* Start Source material *
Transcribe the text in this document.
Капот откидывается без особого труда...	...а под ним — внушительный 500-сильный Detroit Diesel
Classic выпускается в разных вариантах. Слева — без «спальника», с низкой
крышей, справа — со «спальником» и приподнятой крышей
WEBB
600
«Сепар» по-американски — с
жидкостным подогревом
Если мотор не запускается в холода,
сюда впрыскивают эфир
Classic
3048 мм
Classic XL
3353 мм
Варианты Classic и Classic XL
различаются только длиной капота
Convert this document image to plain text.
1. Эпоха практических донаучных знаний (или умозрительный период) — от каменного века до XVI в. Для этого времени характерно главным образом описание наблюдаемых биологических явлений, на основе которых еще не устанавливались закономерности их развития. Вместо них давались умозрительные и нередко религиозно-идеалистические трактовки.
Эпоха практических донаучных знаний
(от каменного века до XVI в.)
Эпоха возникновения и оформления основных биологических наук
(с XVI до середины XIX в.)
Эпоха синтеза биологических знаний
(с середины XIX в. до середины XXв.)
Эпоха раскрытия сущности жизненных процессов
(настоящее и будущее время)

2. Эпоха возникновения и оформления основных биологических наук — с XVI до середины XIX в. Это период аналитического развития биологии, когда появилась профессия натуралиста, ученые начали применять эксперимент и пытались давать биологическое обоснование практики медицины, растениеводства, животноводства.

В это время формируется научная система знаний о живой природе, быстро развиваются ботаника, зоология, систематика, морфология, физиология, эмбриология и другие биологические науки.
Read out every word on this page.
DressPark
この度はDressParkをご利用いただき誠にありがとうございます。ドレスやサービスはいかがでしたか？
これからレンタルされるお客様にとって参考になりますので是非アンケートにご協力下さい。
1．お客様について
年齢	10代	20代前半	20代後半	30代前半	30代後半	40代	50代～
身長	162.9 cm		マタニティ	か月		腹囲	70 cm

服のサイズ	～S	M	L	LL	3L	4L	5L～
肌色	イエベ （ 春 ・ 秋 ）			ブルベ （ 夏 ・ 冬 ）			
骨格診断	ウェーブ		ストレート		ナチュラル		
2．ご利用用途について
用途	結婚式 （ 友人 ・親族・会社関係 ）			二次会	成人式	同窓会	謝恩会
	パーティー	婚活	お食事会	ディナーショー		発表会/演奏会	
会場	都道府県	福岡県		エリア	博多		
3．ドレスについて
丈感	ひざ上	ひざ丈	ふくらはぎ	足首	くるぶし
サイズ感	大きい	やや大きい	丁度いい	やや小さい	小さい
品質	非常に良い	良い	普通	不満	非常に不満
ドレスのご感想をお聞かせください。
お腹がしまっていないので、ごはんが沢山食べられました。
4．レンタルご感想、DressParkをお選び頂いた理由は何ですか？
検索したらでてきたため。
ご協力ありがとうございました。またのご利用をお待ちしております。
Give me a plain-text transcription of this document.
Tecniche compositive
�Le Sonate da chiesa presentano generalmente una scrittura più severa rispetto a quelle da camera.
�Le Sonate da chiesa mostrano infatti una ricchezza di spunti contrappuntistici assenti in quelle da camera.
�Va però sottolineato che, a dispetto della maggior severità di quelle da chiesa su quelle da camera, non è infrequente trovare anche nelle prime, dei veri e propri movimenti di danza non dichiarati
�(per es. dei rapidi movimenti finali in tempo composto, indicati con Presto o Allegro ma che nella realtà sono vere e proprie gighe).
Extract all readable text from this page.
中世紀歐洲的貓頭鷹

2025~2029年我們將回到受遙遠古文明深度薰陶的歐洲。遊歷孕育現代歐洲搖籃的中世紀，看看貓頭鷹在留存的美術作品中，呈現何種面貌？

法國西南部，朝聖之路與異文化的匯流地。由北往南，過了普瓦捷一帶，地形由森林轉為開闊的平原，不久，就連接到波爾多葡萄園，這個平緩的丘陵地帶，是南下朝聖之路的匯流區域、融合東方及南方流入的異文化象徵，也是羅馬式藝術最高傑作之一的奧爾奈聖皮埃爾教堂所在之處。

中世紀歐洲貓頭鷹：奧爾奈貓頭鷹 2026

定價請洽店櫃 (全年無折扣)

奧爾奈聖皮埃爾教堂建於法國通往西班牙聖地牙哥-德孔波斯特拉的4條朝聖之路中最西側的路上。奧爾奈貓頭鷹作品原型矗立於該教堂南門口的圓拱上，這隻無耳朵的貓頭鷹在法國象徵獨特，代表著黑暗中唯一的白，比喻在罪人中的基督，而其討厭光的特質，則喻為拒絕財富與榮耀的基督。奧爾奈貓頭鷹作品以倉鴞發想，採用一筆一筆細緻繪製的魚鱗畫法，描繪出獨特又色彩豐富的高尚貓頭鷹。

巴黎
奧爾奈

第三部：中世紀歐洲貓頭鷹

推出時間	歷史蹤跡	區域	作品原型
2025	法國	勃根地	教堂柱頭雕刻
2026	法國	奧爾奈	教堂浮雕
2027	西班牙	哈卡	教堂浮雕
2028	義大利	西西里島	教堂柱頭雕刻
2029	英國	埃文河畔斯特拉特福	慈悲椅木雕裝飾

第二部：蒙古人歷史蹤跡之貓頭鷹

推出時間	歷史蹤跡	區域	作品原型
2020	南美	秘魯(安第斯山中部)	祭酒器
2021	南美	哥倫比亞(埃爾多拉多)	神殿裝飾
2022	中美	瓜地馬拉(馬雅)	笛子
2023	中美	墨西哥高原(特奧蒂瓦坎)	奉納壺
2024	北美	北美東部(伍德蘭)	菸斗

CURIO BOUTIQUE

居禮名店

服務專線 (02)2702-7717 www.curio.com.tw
* End Source material *
## Stated exercise
Restate the whole listing exactly.

## Written answer
Transcribe the text in this document.
Капот откидывается без особого труда...	...а под ним — внушительный 500-сильный Detroit Diesel
Classic выпускается в разных вариантах. Слева — без «спальника», с низкой
крышей, справа — со «спальником» и приподнятой крышей
WEBB
600
«Сепар» по-американски — с
жидкостным подогревом
Если мотор не запускается в холода,
сюда впрыскивают эфир
Classic
3048 мм
Classic XL
3353 мм
Варианты Classic и Classic XL
различаются только длиной капота
Convert this document image to plain text.
1. Эпоха практических донаучных знаний (или умозрительный период) — от каменного века до XVI в. Для этого времени характерно главным образом описание наблюдаемых биологических явлений, на основе которых еще не устанавливались закономерности их развития. Вместо них давались умозрительные и нередко религиозно-идеалистические трактовки.
Эпоха практических донаучных знаний
(от каменного века до XVI в.)
Эпоха возникновения и оформления основных биологических наук
(с XVI до середины XIX в.)
Эпоха синтеза биологических знаний
(с середины XIX в. до середины XXв.)
Эпоха раскрытия сущности жизненных процессов
(настоящее и будущее время)

2. Эпоха возникновения и оформления основных биологических наук — с XVI до середины XIX в. Это период аналитического развития биологии, когда появилась профессия натуралиста, ученые начали применять эксперимент и пытались давать биологическое обоснование практики медицины, растениеводства, животноводства.

В это время формируется научная система знаний о живой природе, быстро развиваются ботаника, зоология, систематика, морфология, физиология, эмбриология и другие биологические науки.
Read out every word on this page.
DressPark
この度はDressParkをご利用いただき誠にありがとうございます。ドレスやサービスはいかがでしたか？
これからレンタルされるお客様にとって参考になりますので是非アンケートにご協力下さい。
1．お客様について
年齢	10代	20代前半	20代後半	30代前半	30代後半	40代	50代～
身長	162.9 cm		マタニティ	か月		腹囲	70 cm

服のサイズ	～S	M	L	LL	3L	4L	5L～
肌色	イエベ （ 春 ・ 秋 ）			ブルベ （ 夏 ・ 冬 ）			
骨格診断	ウェーブ		ストレート		ナチュラル		
2．ご利用用途について
用途	結婚式 （ 友人 ・親族・会社関係 ）			二次会	成人式	同窓会	謝恩会
	パーティー	婚活	お食事会	ディナーショー		発表会/演奏会	
会場	都道府県	福岡県		エリア	博多		
3．ドレスについて
丈感	ひざ上	ひざ丈	ふくらはぎ	足首	くるぶし
サイズ感	大きい	やや大きい	丁度いい	やや小さい	小さい
品質	非常に良い	良い	普通	不満	非常に不満
ドレスのご感想をお聞かせください。
お腹がしまっていないので、ごはんが沢山食べられました。
4．レンタルご感想、DressParkをお選び頂いた理由は何ですか？
検索したらでてきたため。
ご協力ありがとうございました。またのご利用をお待ちしております。
Give me a plain-text transcription of this document.
Tecniche compositive
�Le Sonate da chiesa presentano generalmente una scrittura più severa rispetto a quelle da camera.
�Le Sonate da chiesa mostrano infatti una ricchezza di spunti contrappuntistici assenti in quelle da camera.
�Va però sottolineato che, a dispetto della maggior severità di quelle da chiesa su quelle da camera, non è infrequente trovare anche nelle prime, dei veri e propri movimenti di danza non dichiarati
�(per es. dei rapidi movimenti finali in tempo composto, indicati con Presto o Allegro ma che nella realtà sono vere e proprie gighe).
Extract all readable text from this page.
中世紀歐洲的貓頭鷹

2025~2029年我們將回到受遙遠古文明深度薰陶的歐洲。遊歷孕育現代歐洲搖籃的中世紀，看看貓頭鷹在留存的美術作品中，呈現何種面貌？

法國西南部，朝聖之路與異文化的匯流地。由北往南，過了普瓦捷一帶，地形由森林轉為開闊的平原，不久，就連接到波爾多葡萄園，這個平緩的丘陵地帶，是南下朝聖之路的匯流區域、融合東方及南方流入的異文化象徵，也是羅馬式藝術最高傑作之一的奧爾奈聖皮埃爾教堂所在之處。

中世紀歐洲貓頭鷹：奧爾奈貓頭鷹 2026

定價請洽店櫃 (全年無折扣)

奧爾奈聖皮埃爾教堂建於法國通往西班牙聖地牙哥-德孔波斯特拉的4條朝聖之路中最西側的路上。奧爾奈貓頭鷹作品原型矗立於該教堂南門口的圓拱上，這隻無耳朵的貓頭鷹在法國象徵獨特，代表著黑暗中唯一的白，比喻在罪人中的基督，而其討厭光的特質，則喻為拒絕財富與榮耀的基督。奧爾奈貓頭鷹作品以倉鴞發想，採用一筆一筆細緻繪製的魚鱗畫法，描繪出獨特又色彩豐富的高尚貓頭鷹。

巴黎
奧爾奈

第三部：中世紀歐洲貓頭鷹

推出時間	歷史蹤跡	區域	作品原型
2025	法國	勃根地	教堂柱頭雕刻
2026	法國	奧爾奈	教堂浮雕
2027	西班牙	哈卡	教堂浮雕
2028	義大利	西西里島	教堂柱頭雕刻
2029	英國	埃文河畔斯特拉特福	慈悲椅木雕裝飾

第二部：蒙古人歷史蹤跡之貓頭鷹

推出時間	歷史蹤跡	區域	作品原型
2020	南美	秘魯(安第斯山中部)	祭酒器
2021	南美	哥倫比亞(埃爾多拉多)	神殿裝飾
2022	中美	瓜地馬拉(馬雅)	笛子
2023	中美	墨西哥高原(特奧蒂瓦坎)	奉納壺
2024	北美	北美東部(伍德蘭)	菸斗

CURIO BOUTIQUE

居禮名店

服務專線 (02)2702-7717 www.curio.com.tw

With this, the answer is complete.